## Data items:
________

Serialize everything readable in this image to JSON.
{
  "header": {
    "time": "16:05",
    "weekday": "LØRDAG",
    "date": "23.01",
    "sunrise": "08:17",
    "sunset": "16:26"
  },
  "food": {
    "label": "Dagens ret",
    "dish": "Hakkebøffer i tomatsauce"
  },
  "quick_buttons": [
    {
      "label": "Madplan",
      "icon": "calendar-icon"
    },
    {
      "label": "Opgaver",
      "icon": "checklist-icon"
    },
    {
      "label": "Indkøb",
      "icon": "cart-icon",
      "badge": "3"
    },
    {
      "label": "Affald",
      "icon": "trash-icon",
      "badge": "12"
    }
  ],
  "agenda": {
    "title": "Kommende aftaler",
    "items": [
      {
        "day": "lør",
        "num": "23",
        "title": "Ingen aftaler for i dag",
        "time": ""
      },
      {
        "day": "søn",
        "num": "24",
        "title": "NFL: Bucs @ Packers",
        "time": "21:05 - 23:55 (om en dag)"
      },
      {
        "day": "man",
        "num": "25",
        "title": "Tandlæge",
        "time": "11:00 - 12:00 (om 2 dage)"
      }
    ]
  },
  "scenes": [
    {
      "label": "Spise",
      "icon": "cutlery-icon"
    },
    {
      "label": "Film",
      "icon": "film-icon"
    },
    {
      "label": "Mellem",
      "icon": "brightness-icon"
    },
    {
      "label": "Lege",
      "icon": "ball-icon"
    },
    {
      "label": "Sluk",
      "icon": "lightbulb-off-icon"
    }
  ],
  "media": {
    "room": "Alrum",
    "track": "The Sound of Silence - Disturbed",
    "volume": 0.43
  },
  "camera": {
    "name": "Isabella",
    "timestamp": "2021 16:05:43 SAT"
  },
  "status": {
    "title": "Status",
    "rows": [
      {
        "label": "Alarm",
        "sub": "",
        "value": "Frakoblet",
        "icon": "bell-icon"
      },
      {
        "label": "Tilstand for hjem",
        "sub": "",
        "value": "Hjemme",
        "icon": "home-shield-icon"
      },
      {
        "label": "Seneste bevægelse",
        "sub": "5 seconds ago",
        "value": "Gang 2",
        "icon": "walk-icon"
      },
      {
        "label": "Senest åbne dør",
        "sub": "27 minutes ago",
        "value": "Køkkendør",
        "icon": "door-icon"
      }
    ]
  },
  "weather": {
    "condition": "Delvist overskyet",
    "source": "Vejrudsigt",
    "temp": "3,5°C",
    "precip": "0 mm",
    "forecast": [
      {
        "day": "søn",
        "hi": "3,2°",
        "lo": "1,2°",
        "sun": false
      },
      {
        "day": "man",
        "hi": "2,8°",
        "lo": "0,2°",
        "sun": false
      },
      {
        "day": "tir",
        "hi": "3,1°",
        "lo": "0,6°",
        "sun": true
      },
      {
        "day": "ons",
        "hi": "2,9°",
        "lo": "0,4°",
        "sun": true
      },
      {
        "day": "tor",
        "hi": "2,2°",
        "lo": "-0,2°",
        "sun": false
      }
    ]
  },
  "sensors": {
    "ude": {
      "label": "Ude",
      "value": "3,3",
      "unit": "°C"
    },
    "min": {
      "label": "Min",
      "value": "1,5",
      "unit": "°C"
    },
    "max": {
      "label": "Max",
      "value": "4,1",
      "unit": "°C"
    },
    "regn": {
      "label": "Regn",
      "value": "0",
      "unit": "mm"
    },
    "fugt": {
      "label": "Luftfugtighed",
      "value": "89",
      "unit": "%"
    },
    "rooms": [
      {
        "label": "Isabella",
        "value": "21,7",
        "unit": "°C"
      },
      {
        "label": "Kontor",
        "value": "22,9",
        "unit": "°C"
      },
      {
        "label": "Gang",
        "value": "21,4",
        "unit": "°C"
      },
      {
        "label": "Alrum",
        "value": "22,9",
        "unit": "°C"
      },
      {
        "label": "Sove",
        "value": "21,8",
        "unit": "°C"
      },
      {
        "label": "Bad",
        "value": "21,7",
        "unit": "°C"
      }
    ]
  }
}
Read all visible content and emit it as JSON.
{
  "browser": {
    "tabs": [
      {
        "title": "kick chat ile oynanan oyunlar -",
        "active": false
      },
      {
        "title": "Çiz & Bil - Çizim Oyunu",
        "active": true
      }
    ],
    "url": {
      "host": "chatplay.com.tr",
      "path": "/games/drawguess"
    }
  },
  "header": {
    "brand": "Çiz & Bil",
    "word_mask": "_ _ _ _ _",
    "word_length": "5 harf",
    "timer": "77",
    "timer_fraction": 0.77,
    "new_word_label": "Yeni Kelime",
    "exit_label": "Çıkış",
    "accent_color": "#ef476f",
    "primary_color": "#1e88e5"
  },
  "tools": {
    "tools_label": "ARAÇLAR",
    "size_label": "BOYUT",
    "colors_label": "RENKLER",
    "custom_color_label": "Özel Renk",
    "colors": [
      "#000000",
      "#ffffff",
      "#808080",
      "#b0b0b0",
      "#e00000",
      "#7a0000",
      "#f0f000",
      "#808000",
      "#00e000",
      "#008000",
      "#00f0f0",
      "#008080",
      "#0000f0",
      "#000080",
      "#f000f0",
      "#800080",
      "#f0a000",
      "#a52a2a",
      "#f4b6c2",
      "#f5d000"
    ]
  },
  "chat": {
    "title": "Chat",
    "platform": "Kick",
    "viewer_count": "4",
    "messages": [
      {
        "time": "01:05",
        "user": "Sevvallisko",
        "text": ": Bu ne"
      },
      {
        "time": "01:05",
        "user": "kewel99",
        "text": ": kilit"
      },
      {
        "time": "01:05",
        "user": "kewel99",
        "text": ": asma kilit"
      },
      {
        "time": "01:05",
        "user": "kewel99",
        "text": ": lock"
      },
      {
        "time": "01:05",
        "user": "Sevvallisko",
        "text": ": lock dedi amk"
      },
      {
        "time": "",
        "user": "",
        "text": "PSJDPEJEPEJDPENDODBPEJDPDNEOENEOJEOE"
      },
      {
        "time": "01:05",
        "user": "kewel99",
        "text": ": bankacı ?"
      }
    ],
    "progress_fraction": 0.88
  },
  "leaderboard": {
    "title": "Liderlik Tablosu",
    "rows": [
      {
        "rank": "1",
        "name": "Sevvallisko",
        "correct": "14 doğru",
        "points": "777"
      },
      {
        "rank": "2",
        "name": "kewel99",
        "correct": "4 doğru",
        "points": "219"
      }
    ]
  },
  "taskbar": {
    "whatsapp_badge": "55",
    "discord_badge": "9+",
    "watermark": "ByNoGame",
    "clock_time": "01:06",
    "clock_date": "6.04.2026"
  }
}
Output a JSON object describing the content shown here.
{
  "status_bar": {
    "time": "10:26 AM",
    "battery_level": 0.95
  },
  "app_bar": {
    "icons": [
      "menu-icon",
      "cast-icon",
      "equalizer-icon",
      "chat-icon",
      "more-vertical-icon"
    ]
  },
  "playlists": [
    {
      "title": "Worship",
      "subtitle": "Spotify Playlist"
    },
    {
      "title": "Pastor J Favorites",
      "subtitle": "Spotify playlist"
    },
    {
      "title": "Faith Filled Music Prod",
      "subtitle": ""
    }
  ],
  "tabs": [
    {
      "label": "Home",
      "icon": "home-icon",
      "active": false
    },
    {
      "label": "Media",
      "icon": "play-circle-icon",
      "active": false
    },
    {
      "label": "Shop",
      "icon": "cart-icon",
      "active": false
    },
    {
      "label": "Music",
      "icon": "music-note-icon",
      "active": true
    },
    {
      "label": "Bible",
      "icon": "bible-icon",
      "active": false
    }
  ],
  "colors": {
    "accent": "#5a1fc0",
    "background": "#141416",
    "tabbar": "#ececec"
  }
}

________

## Given exercise:
From the preceding material, extract every line exactly.

## Correct result:
Serialize everything readable in this image to JSON.
{
  "header": {
    "time": "16:05",
    "weekday": "LØRDAG",
    "date": "23.01",
    "sunrise": "08:17",
    "sunset": "16:26"
  },
  "food": {
    "label": "Dagens ret",
    "dish": "Hakkebøffer i tomatsauce"
  },
  "quick_buttons": [
    {
      "label": "Madplan",
      "icon": "calendar-icon"
    },
    {
      "label": "Opgaver",
      "icon": "checklist-icon"
    },
    {
      "label": "Indkøb",
      "icon": "cart-icon",
      "badge": "3"
    },
    {
      "label": "Affald",
      "icon": "trash-icon",
      "badge": "12"
    }
  ],
  "agenda": {
    "title": "Kommende aftaler",
    "items": [
      {
        "day": "lør",
        "num": "23",
        "title": "Ingen aftaler for i dag",
        "time": ""
      },
      {
        "day": "søn",
        "num": "24",
        "title": "NFL: Bucs @ Packers",
        "time": "21:05 - 23:55 (om en dag)"
      },
      {
        "day": "man",
        "num": "25",
        "title": "Tandlæge",
        "time": "11:00 - 12:00 (om 2 dage)"
      }
    ]
  },
  "scenes": [
    {
      "label": "Spise",
      "icon": "cutlery-icon"
    },
    {
      "label": "Film",
      "icon": "film-icon"
    },
    {
      "label": "Mellem",
      "icon": "brightness-icon"
    },
    {
      "label": "Lege",
      "icon": "ball-icon"
    },
    {
      "label": "Sluk",
      "icon": "lightbulb-off-icon"
    }
  ],
  "media": {
    "room": "Alrum",
    "track": "The Sound of Silence - Disturbed",
    "volume": 0.43
  },
  "camera": {
    "name": "Isabella",
    "timestamp": "2021 16:05:43 SAT"
  },
  "status": {
    "title": "Status",
    "rows": [
      {
        "label": "Alarm",
        "sub": "",
        "value": "Frakoblet",
        "icon": "bell-icon"
      },
      {
        "label": "Tilstand for hjem",
        "sub": "",
        "value": "Hjemme",
        "icon": "home-shield-icon"
      },
      {
        "label": "Seneste bevægelse",
        "sub": "5 seconds ago",
        "value": "Gang 2",
        "icon": "walk-icon"
      },
      {
        "label": "Senest åbne dør",
        "sub": "27 minutes ago",
        "value": "Køkkendør",
        "icon": "door-icon"
      }
    ]
  },
  "weather": {
    "condition": "Delvist overskyet",
    "source": "Vejrudsigt",
    "temp": "3,5°C",
    "precip": "0 mm",
    "forecast": [
      {
        "day": "søn",
        "hi": "3,2°",
        "lo": "1,2°",
        "sun": false
      },
      {
        "day": "man",
        "hi": "2,8°",
        "lo": "0,2°",
        "sun": false
      },
      {
        "day": "tir",
        "hi": "3,1°",
        "lo": "0,6°",
        "sun": true
      },
      {
        "day": "ons",
        "hi": "2,9°",
        "lo": "0,4°",
        "sun": true
      },
      {
        "day": "tor",
        "hi": "2,2°",
        "lo": "-0,2°",
        "sun": false
      }
    ]
  },
  "sensors": {
    "ude": {
      "label": "Ude",
      "value": "3,3",
      "unit": "°C"
    },
    "min": {
      "label": "Min",
      "value": "1,5",
      "unit": "°C"
    },
    "max": {
      "label": "Max",
      "value": "4,1",
      "unit": "°C"
    },
    "regn": {
      "label": "Regn",
      "value": "0",
      "unit": "mm"
    },
    "fugt": {
      "label": "Luftfugtighed",
      "value": "89",
      "unit": "%"
    },
    "rooms": [
      {
        "label": "Isabella",
        "value": "21,7",
        "unit": "°C"
      },
      {
        "label": "Kontor",
        "value": "22,9",
        "unit": "°C"
      },
      {
        "label": "Gang",
        "value": "21,4",
        "unit": "°C"
      },
      {
        "label": "Alrum",
        "value": "22,9",
        "unit": "°C"
      },
      {
        "label": "Sove",
        "value": "21,8",
        "unit": "°C"
      },
      {
        "label": "Bad",
        "value": "21,7",
        "unit": "°C"
      }
    ]
  }
}
Read all visible content and emit it as JSON.
{
  "browser": {
    "tabs": [
      {
        "title": "kick chat ile oynanan oyunlar -",
        "active": false
      },
      {
        "title": "Çiz & Bil - Çizim Oyunu",
        "active": true
      }
    ],
    "url": {
      "host": "chatplay.com.tr",
      "path": "/games/drawguess"
    }
  },
  "header": {
    "brand": "Çiz & Bil",
    "word_mask": "_ _ _ _ _",
    "word_length": "5 harf",
    "timer": "77",
    "timer_fraction": 0.77,
    "new_word_label": "Yeni Kelime",
    "exit_label": "Çıkış",
    "accent_color": "#ef476f",
    "primary_color": "#1e88e5"
  },
  "tools": {
    "tools_label": "ARAÇLAR",
    "size_label": "BOYUT",
    "colors_label": "RENKLER",
    "custom_color_label": "Özel Renk",
    "colors": [
      "#000000",
      "#ffffff",
      "#808080",
      "#b0b0b0",
      "#e00000",
      "#7a0000",
      "#f0f000",
      "#808000",
      "#00e000",
      "#008000",
      "#00f0f0",
      "#008080",
      "#0000f0",
      "#000080",
      "#f000f0",
      "#800080",
      "#f0a000",
      "#a52a2a",
      "#f4b6c2",
      "#f5d000"
    ]
  },
  "chat": {
    "title": "Chat",
    "platform": "Kick",
    "viewer_count": "4",
    "messages": [
      {
        "time": "01:05",
        "user": "Sevvallisko",
        "text": ": Bu ne"
      },
      {
        "time": "01:05",
        "user": "kewel99",
        "text": ": kilit"
      },
      {
        "time": "01:05",
        "user": "kewel99",
        "text": ": asma kilit"
      },
      {
        "time": "01:05",
        "user": "kewel99",
        "text": ": lock"
      },
      {
        "time": "01:05",
        "user": "Sevvallisko",
        "text": ": lock dedi amk"
      },
      {
        "time": "",
        "user": "",
        "text": "PSJDPEJEPEJDPENDODBPEJDPDNEOENEOJEOE"
      },
      {
        "time": "01:05",
        "user": "kewel99",
        "text": ": bankacı ?"
      }
    ],
    "progress_fraction": 0.88
  },
  "leaderboard": {
    "title": "Liderlik Tablosu",
    "rows": [
      {
        "rank": "1",
        "name": "Sevvallisko",
        "correct": "14 doğru",
        "points": "777"
      },
      {
        "rank": "2",
        "name": "kewel99",
        "correct": "4 doğru",
        "points": "219"
      }
    ]
  },
  "taskbar": {
    "whatsapp_badge": "55",
    "discord_badge": "9+",
    "watermark": "ByNoGame",
    "clock_time": "01:06",
    "clock_date": "6.04.2026"
  }
}
Output a JSON object describing the content shown here.
{
  "status_bar": {
    "time": "10:26 AM",
    "battery_level": 0.95
  },
  "app_bar": {
    "icons": [
      "menu-icon",
      "cast-icon",
      "equalizer-icon",
      "chat-icon",
      "more-vertical-icon"
    ]
  },
  "playlists": [
    {
      "title": "Worship",
      "subtitle": "Spotify Playlist"
    },
    {
      "title": "Pastor J Favorites",
      "subtitle": "Spotify playlist"
    },
    {
      "title": "Faith Filled Music Prod",
      "subtitle": ""
    }
  ],
  "tabs": [
    {
      "label": "Home",
      "icon": "home-icon",
      "active": false
    },
    {
      "label": "Media",
      "icon": "play-circle-icon",
      "active": false
    },
    {
      "label": "Shop",
      "icon": "cart-icon",
      "active": false
    },
    {
      "label": "Music",
      "icon": "music-note-icon",
      "active": true
    },
    {
      "label": "Bible",
      "icon": "bible-icon",
      "active": false
    }
  ],
  "colors": {
    "accent": "#5a1fc0",
    "background": "#141416",
    "tabbar": "#ececec"
  }
}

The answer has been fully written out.